**Goal:**
Extract all lines that hold the string "sweet".
>> begin Input data
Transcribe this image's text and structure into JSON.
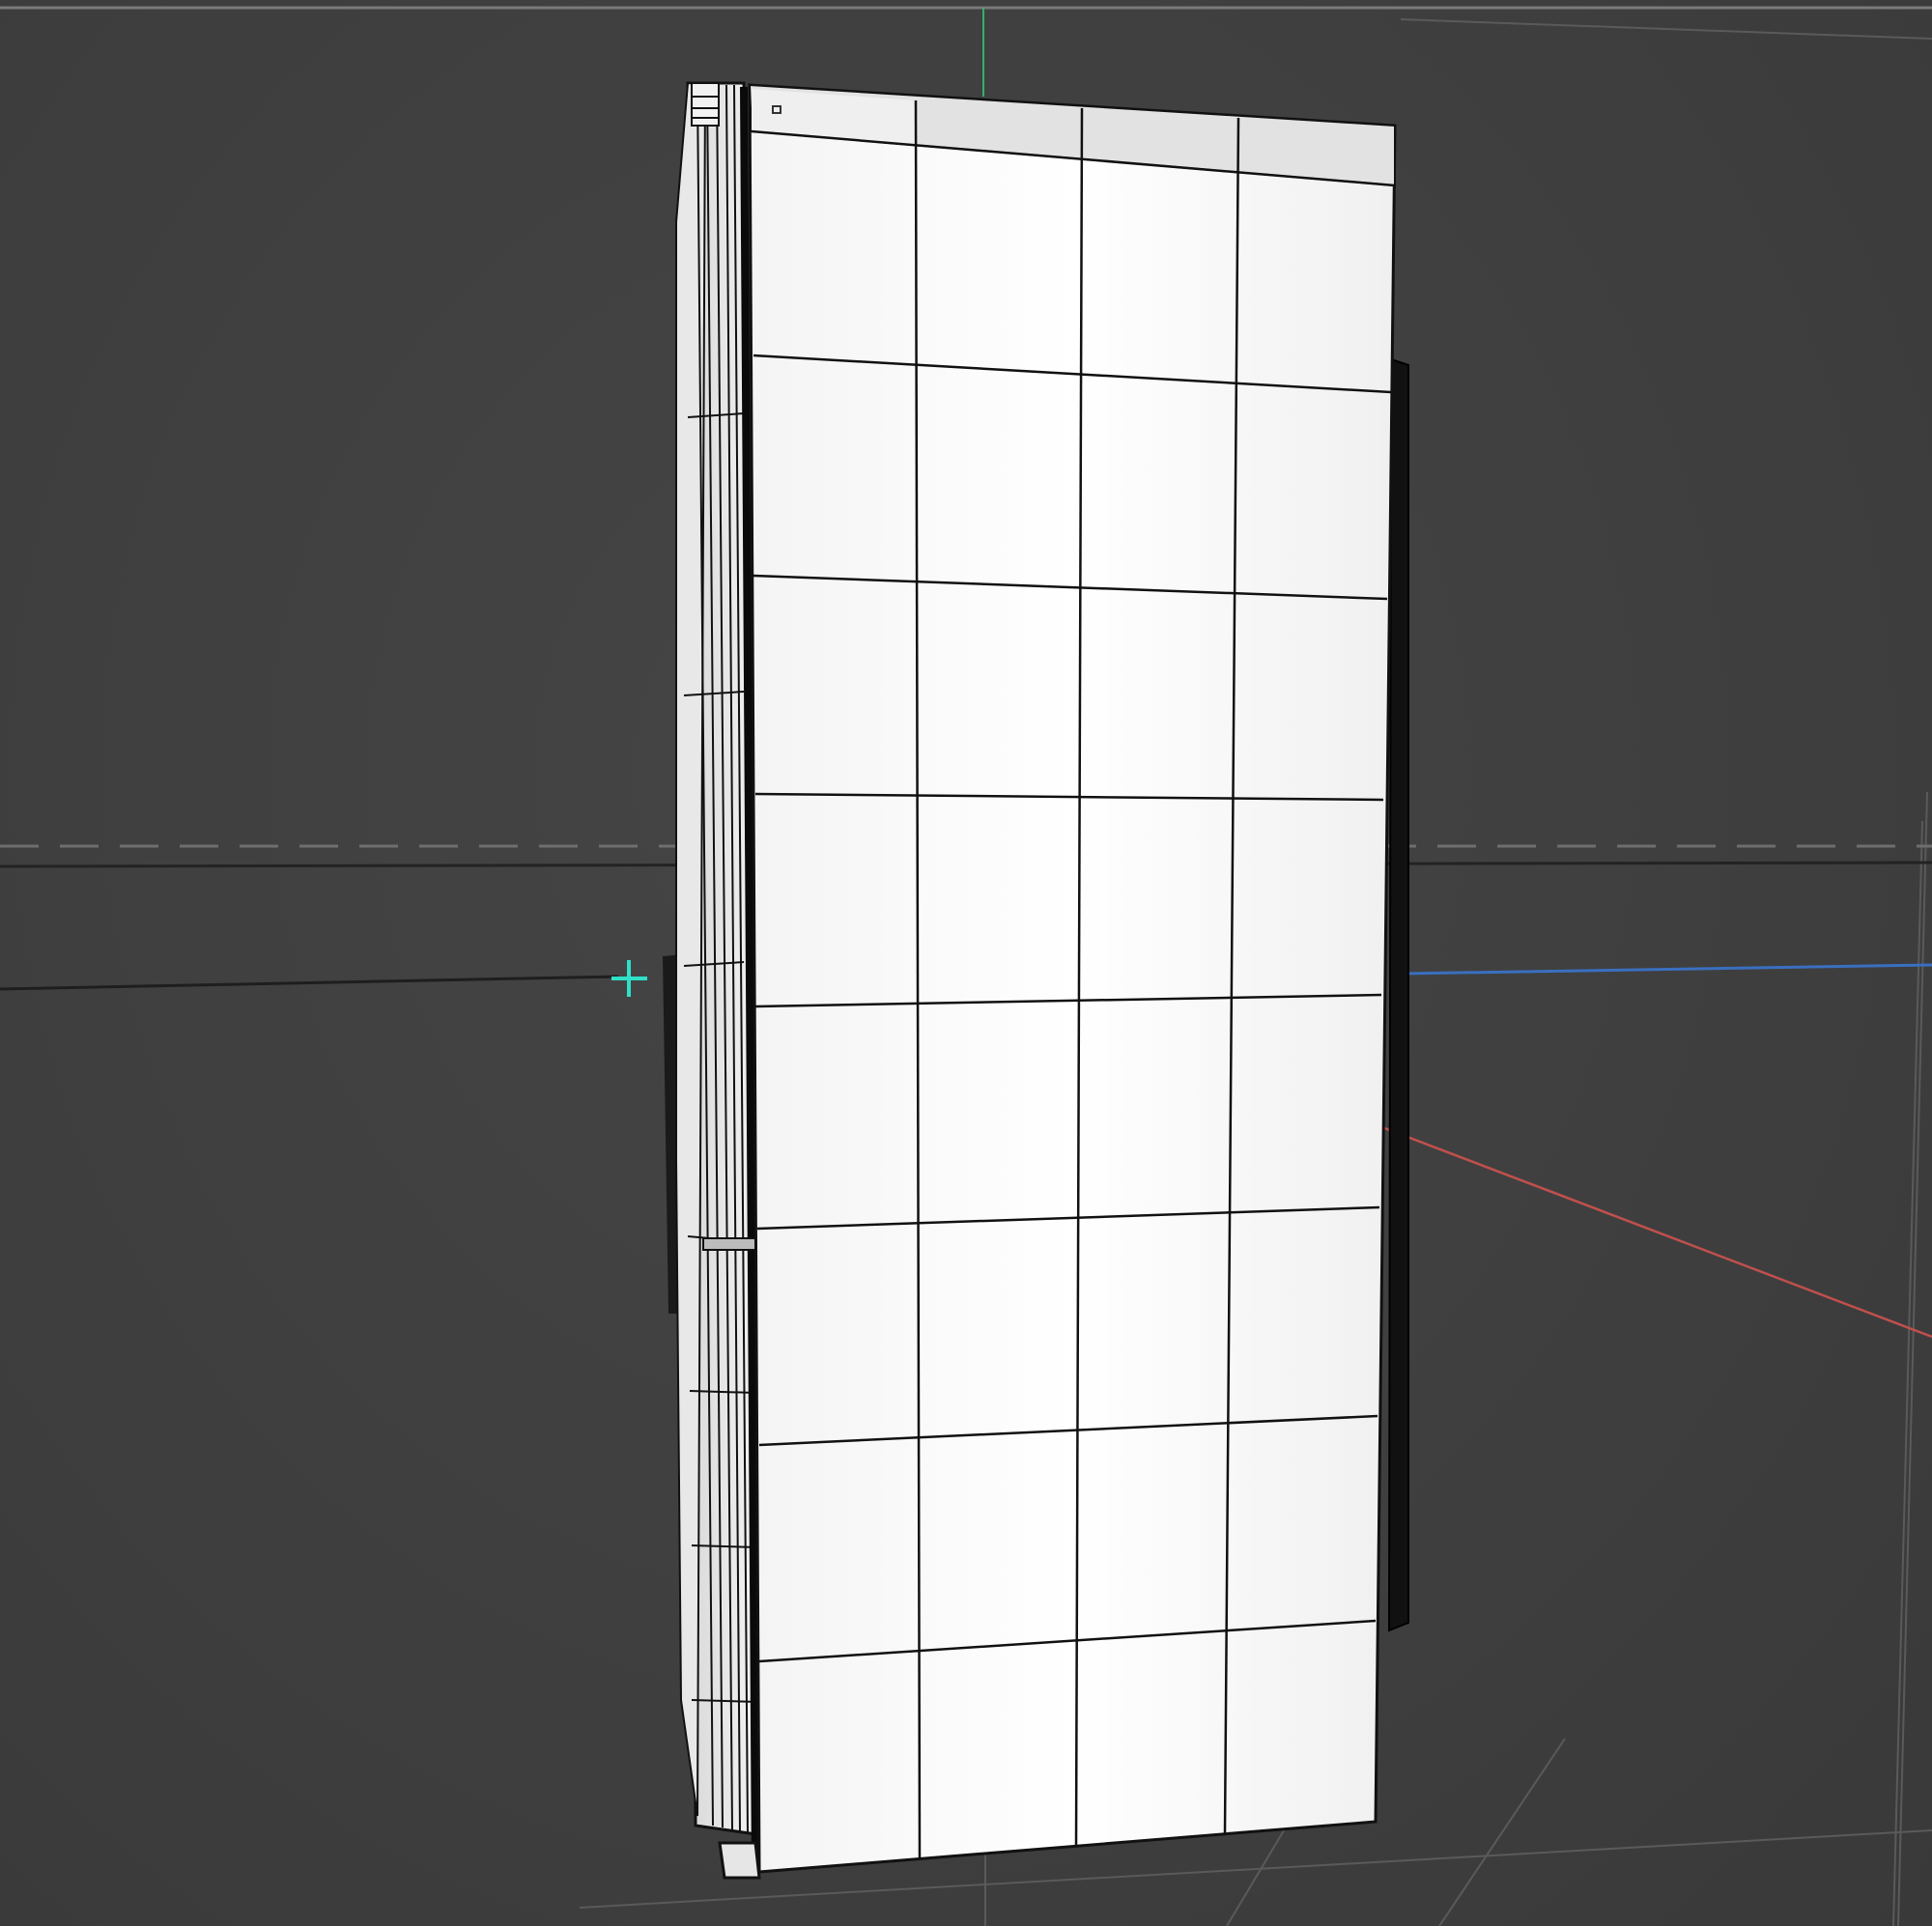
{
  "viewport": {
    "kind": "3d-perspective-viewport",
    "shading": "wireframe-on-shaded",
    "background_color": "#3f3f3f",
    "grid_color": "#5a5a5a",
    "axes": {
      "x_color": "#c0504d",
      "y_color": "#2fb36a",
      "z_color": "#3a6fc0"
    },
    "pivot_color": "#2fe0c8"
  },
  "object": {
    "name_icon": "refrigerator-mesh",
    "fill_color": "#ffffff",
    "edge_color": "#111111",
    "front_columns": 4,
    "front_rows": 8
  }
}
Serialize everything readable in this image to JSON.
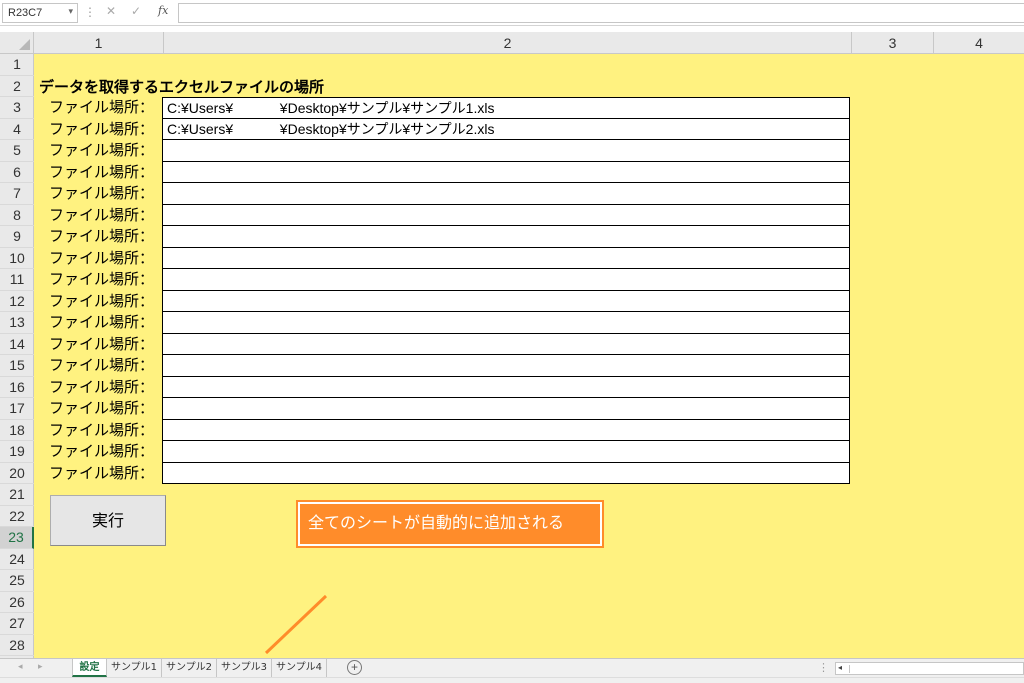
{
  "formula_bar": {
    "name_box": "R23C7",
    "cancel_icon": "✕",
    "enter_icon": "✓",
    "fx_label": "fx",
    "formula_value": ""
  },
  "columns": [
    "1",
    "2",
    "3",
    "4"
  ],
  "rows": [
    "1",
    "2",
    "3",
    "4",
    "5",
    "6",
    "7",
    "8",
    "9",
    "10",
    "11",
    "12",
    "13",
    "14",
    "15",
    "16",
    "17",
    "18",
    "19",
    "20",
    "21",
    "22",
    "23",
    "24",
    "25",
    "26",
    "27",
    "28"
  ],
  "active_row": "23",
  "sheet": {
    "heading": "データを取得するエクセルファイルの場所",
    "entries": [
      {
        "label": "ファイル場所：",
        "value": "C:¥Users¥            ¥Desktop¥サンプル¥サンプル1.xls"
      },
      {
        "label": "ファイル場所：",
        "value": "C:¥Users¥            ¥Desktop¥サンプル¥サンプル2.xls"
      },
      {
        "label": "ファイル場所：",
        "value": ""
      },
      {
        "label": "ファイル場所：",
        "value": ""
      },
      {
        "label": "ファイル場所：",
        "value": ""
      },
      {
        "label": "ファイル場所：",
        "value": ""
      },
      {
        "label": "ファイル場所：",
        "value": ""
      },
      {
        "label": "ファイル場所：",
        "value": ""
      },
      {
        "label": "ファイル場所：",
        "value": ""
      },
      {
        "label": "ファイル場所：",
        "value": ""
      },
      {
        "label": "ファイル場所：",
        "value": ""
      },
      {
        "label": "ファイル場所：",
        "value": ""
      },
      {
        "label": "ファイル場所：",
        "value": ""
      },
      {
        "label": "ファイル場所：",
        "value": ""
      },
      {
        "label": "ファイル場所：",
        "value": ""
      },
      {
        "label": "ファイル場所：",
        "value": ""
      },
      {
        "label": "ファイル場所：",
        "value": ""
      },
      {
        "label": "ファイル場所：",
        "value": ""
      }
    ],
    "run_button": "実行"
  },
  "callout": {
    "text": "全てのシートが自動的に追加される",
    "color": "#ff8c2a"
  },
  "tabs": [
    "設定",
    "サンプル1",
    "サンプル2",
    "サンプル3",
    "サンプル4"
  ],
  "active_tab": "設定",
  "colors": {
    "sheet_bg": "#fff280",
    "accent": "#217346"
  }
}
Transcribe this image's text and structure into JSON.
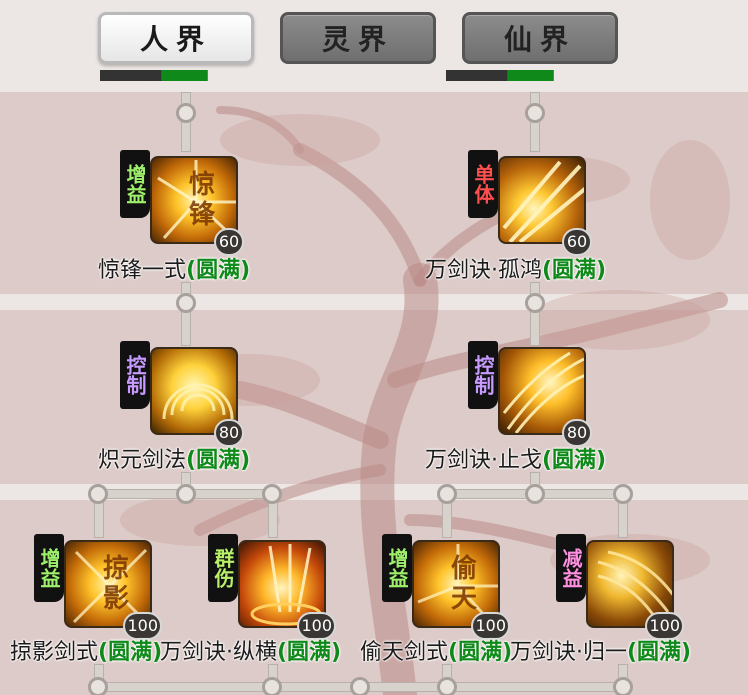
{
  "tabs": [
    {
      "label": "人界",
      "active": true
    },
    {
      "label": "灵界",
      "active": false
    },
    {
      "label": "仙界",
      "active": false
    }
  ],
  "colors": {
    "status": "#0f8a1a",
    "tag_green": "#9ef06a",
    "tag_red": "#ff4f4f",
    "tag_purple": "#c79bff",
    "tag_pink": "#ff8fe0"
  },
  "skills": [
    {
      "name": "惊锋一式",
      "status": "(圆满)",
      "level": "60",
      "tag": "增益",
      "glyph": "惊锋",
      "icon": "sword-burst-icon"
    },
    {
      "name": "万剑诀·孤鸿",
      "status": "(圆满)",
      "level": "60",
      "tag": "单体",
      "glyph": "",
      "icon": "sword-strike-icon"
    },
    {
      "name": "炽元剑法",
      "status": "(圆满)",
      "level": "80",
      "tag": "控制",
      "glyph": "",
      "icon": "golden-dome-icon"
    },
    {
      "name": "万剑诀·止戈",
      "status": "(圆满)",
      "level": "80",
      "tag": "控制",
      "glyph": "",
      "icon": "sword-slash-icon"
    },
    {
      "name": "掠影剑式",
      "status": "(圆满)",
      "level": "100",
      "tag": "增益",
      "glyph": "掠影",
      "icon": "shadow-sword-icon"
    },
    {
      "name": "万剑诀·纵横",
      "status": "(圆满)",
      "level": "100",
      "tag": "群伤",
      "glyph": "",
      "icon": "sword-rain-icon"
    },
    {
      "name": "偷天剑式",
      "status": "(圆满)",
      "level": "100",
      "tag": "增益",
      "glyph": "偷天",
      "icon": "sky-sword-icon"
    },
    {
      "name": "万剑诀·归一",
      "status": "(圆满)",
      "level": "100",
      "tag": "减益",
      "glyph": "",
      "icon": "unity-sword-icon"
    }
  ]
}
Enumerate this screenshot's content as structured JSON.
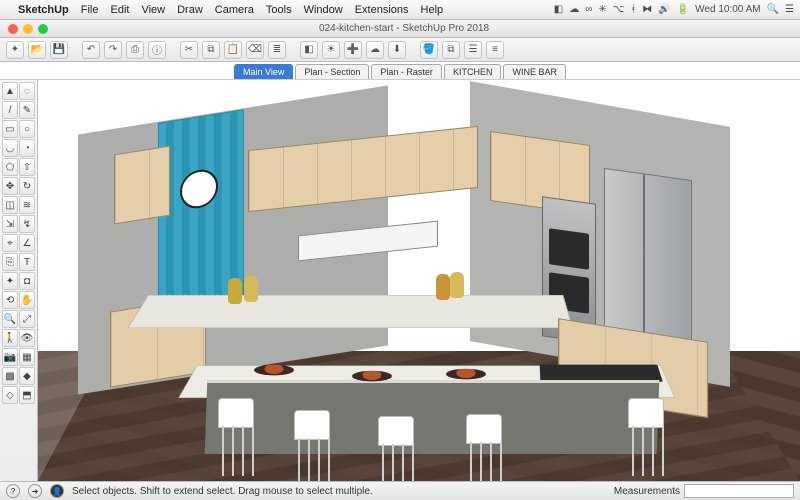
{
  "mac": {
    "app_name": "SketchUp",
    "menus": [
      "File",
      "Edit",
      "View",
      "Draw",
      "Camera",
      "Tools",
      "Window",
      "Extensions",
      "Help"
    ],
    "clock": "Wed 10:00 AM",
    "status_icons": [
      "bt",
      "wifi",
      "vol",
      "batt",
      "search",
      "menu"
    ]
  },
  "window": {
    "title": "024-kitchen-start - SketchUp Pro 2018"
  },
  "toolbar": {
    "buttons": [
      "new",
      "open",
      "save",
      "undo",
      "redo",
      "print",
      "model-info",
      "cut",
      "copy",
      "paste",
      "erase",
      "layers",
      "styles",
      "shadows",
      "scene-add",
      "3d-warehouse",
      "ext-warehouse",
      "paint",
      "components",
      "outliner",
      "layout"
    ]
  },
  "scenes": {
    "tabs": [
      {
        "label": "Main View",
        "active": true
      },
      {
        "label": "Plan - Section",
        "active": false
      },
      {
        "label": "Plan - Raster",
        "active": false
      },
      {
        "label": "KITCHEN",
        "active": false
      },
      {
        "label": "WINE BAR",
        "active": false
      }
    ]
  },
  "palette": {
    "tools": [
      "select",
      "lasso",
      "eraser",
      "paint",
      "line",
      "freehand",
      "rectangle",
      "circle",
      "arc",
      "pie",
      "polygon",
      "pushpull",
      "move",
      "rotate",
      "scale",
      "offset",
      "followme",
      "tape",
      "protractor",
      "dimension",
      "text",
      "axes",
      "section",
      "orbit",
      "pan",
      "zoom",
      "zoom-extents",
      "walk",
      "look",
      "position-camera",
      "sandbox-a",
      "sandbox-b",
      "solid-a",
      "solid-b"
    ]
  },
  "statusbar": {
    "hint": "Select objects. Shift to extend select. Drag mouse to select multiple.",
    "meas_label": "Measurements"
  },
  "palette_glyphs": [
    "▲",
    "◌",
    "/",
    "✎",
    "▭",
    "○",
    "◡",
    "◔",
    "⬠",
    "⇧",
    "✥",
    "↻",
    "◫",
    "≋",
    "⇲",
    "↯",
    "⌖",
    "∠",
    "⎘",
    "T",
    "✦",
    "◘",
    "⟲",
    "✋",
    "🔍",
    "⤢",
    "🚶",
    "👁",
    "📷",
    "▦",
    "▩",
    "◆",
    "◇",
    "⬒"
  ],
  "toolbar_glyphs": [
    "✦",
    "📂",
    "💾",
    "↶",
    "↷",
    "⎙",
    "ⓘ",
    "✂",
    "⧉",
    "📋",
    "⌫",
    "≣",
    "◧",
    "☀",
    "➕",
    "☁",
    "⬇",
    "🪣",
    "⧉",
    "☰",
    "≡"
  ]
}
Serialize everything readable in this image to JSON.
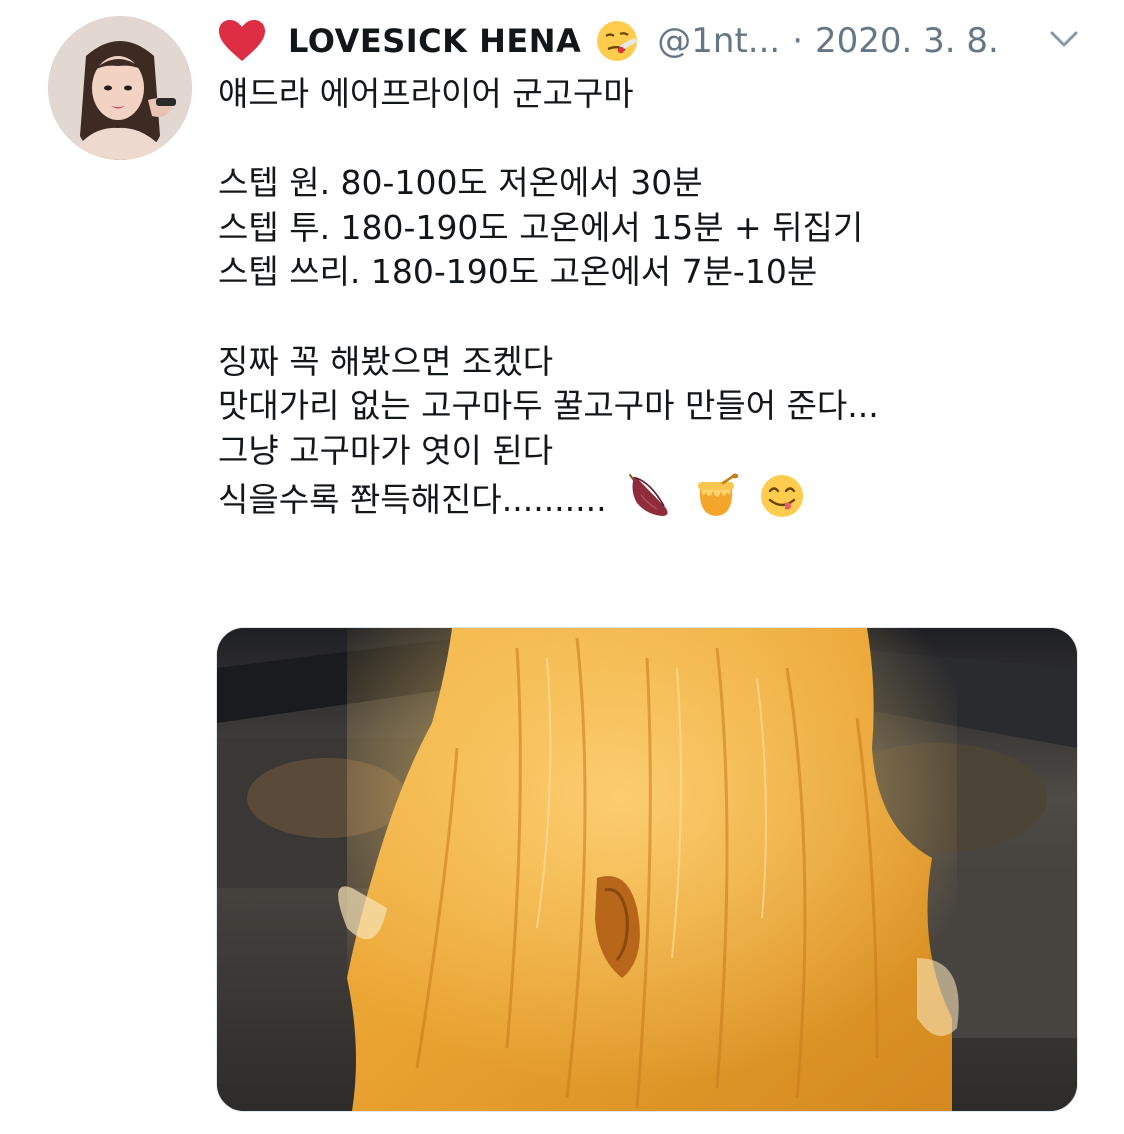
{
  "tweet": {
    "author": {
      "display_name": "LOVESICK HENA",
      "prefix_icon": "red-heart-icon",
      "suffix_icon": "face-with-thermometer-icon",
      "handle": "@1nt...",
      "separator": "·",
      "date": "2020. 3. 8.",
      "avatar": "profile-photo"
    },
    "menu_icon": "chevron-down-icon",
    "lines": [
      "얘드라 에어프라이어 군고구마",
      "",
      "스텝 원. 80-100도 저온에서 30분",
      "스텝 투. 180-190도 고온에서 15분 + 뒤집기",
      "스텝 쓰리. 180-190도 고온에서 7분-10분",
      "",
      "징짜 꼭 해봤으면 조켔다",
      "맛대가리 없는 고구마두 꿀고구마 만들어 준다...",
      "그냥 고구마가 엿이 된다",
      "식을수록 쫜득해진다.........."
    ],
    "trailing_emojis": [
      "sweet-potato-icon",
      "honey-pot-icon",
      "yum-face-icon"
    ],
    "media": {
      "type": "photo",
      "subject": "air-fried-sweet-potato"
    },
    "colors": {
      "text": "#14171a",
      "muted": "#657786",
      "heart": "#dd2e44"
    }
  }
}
>> end Input data
**Correct result:**
      "sweet-potato-icon",
      "subject": "air-fried-sweet-potato"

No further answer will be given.